* Begin DATA LINES *

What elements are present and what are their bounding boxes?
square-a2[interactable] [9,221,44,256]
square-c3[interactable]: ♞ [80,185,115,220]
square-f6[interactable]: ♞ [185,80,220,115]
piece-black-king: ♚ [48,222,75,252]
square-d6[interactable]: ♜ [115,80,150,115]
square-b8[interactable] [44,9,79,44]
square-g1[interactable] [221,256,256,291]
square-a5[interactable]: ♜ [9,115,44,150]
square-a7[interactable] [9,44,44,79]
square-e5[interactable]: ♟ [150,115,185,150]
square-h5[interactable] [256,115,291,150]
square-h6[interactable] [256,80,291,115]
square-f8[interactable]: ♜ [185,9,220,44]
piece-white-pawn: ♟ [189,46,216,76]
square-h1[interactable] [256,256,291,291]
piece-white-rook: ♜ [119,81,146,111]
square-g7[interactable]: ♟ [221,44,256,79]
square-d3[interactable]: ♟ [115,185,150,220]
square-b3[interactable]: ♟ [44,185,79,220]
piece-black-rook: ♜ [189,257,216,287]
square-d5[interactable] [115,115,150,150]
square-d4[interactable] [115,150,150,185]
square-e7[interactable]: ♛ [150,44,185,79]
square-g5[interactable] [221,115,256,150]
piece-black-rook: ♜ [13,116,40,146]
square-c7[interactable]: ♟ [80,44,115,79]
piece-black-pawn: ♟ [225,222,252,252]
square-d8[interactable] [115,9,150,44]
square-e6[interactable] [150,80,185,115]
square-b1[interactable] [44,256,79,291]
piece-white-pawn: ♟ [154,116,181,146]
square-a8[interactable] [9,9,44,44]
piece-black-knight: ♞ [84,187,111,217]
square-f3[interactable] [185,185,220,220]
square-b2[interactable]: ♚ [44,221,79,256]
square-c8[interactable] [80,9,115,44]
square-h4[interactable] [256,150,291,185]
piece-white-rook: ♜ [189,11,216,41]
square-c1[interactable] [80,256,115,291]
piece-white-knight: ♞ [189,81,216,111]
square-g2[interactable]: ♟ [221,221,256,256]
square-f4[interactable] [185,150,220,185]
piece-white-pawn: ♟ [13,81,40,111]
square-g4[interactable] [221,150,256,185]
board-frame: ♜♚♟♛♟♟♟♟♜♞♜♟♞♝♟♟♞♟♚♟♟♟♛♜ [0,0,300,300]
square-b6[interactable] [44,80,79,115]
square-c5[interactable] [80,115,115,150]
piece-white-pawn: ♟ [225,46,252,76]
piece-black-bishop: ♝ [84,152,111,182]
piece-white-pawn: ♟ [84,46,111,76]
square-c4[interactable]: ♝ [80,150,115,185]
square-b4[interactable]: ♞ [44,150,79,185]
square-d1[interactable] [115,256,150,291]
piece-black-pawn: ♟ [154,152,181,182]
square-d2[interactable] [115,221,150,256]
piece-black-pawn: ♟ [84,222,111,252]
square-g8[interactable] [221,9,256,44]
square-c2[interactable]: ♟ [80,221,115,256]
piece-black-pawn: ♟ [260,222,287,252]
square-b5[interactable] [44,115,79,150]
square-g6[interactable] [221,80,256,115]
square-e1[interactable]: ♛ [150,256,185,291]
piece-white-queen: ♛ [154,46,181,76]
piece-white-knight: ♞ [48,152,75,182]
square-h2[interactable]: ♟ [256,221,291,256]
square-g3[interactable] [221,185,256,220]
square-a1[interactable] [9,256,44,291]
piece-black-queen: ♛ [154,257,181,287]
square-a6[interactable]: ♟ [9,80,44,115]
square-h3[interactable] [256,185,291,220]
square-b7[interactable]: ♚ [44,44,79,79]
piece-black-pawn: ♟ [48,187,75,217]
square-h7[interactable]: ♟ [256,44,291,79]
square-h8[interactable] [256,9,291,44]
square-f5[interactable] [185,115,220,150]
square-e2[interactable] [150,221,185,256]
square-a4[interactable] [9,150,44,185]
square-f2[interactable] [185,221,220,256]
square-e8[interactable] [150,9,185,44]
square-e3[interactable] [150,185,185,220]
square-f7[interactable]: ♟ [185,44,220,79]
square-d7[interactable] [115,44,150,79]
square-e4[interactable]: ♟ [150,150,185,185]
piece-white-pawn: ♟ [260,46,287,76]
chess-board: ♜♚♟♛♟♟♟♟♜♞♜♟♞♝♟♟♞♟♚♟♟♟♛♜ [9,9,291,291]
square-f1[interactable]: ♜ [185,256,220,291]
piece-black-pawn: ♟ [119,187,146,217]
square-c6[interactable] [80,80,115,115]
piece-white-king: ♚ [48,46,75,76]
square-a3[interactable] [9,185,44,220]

* End DATA LINES *

## OBJECTIVE
Rewrite the entries above with every "interactable" swapped for "clickable", keeping everything else the same.

## SOLUTION
What elements are present and what are their bounding boxes?
square-a2[clickable] [9,221,44,256]
square-c3[clickable]: ♞ [80,185,115,220]
square-f6[clickable]: ♞ [185,80,220,115]
piece-black-king: ♚ [48,222,75,252]
square-d6[clickable]: ♜ [115,80,150,115]
square-b8[clickable] [44,9,79,44]
square-g1[clickable] [221,256,256,291]
square-a5[clickable]: ♜ [9,115,44,150]
square-a7[clickable] [9,44,44,79]
square-e5[clickable]: ♟ [150,115,185,150]
square-h5[clickable] [256,115,291,150]
square-h6[clickable] [256,80,291,115]
square-f8[clickable]: ♜ [185,9,220,44]
piece-white-pawn: ♟ [189,46,216,76]
square-h1[clickable] [256,256,291,291]
piece-white-rook: ♜ [119,81,146,111]
square-g7[clickable]: ♟ [221,44,256,79]
square-d3[clickable]: ♟ [115,185,150,220]
square-b3[clickable]: ♟ [44,185,79,220]
piece-black-rook: ♜ [189,257,216,287]
square-d5[clickable] [115,115,150,150]
square-d4[clickable] [115,150,150,185]
square-e7[clickable]: ♛ [150,44,185,79]
square-g5[clickable] [221,115,256,150]
piece-black-rook: ♜ [13,116,40,146]
square-c7[clickable]: ♟ [80,44,115,79]
piece-black-pawn: ♟ [225,222,252,252]
square-d8[clickable] [115,9,150,44]
square-e6[clickable] [150,80,185,115]
square-b1[clickable] [44,256,79,291]
piece-white-pawn: ♟ [154,116,181,146]
square-a8[clickable] [9,9,44,44]
piece-black-knight: ♞ [84,187,111,217]
square-f3[clickable] [185,185,220,220]
square-b2[clickable]: ♚ [44,221,79,256]
square-c8[clickable] [80,9,115,44]
square-h4[clickable] [256,150,291,185]
piece-white-rook: ♜ [189,11,216,41]
square-c1[clickable] [80,256,115,291]
piece-white-knight: ♞ [189,81,216,111]
square-g2[clickable]: ♟ [221,221,256,256]
square-f4[clickable] [185,150,220,185]
piece-white-pawn: ♟ [13,81,40,111]
square-g4[clickable] [221,150,256,185]
board-frame: ♜♚♟♛♟♟♟♟♜♞♜♟♞♝♟♟♞♟♚♟♟♟♛♜ [0,0,300,300]
square-b6[clickable] [44,80,79,115]
square-c5[clickable] [80,115,115,150]
piece-white-pawn: ♟ [225,46,252,76]
piece-black-bishop: ♝ [84,152,111,182]
piece-white-pawn: ♟ [84,46,111,76]
square-c4[clickable]: ♝ [80,150,115,185]
square-b4[clickable]: ♞ [44,150,79,185]
square-d1[clickable] [115,256,150,291]
piece-black-pawn: ♟ [154,152,181,182]
square-d2[clickable] [115,221,150,256]
piece-black-pawn: ♟ [84,222,111,252]
square-g8[clickable] [221,9,256,44]
square-c2[clickable]: ♟ [80,221,115,256]
piece-black-pawn: ♟ [260,222,287,252]
square-b5[clickable] [44,115,79,150]
square-g6[clickable] [221,80,256,115]
square-e1[clickable]: ♛ [150,256,185,291]
piece-white-queen: ♛ [154,46,181,76]
piece-white-knight: ♞ [48,152,75,182]
square-h2[clickable]: ♟ [256,221,291,256]
square-g3[clickable] [221,185,256,220]
square-a1[clickable] [9,256,44,291]
piece-black-queen: ♛ [154,257,181,287]
square-a6[clickable]: ♟ [9,80,44,115]
square-h3[clickable] [256,185,291,220]
square-b7[clickable]: ♚ [44,44,79,79]
piece-black-pawn: ♟ [48,187,75,217]
square-h7[clickable]: ♟ [256,44,291,79]
square-h8[clickable] [256,9,291,44]
square-f5[clickable] [185,115,220,150]
square-e2[clickable] [150,221,185,256]
square-a4[clickable] [9,150,44,185]
square-f2[clickable] [185,221,220,256]
square-e8[clickable] [150,9,185,44]
square-e3[clickable] [150,185,185,220]
square-f7[clickable]: ♟ [185,44,220,79]
square-d7[clickable] [115,44,150,79]
square-e4[clickable]: ♟ [150,150,185,185]
piece-white-pawn: ♟ [260,46,287,76]
chess-board: ♜♚♟♛♟♟♟♟♜♞♜♟♞♝♟♟♞♟♚♟♟♟♛♜ [9,9,291,291]
square-f1[clickable]: ♜ [185,256,220,291]
piece-black-pawn: ♟ [119,187,146,217]
square-c6[clickable] [80,80,115,115]
piece-white-king: ♚ [48,46,75,76]
square-a3[clickable] [9,185,44,220]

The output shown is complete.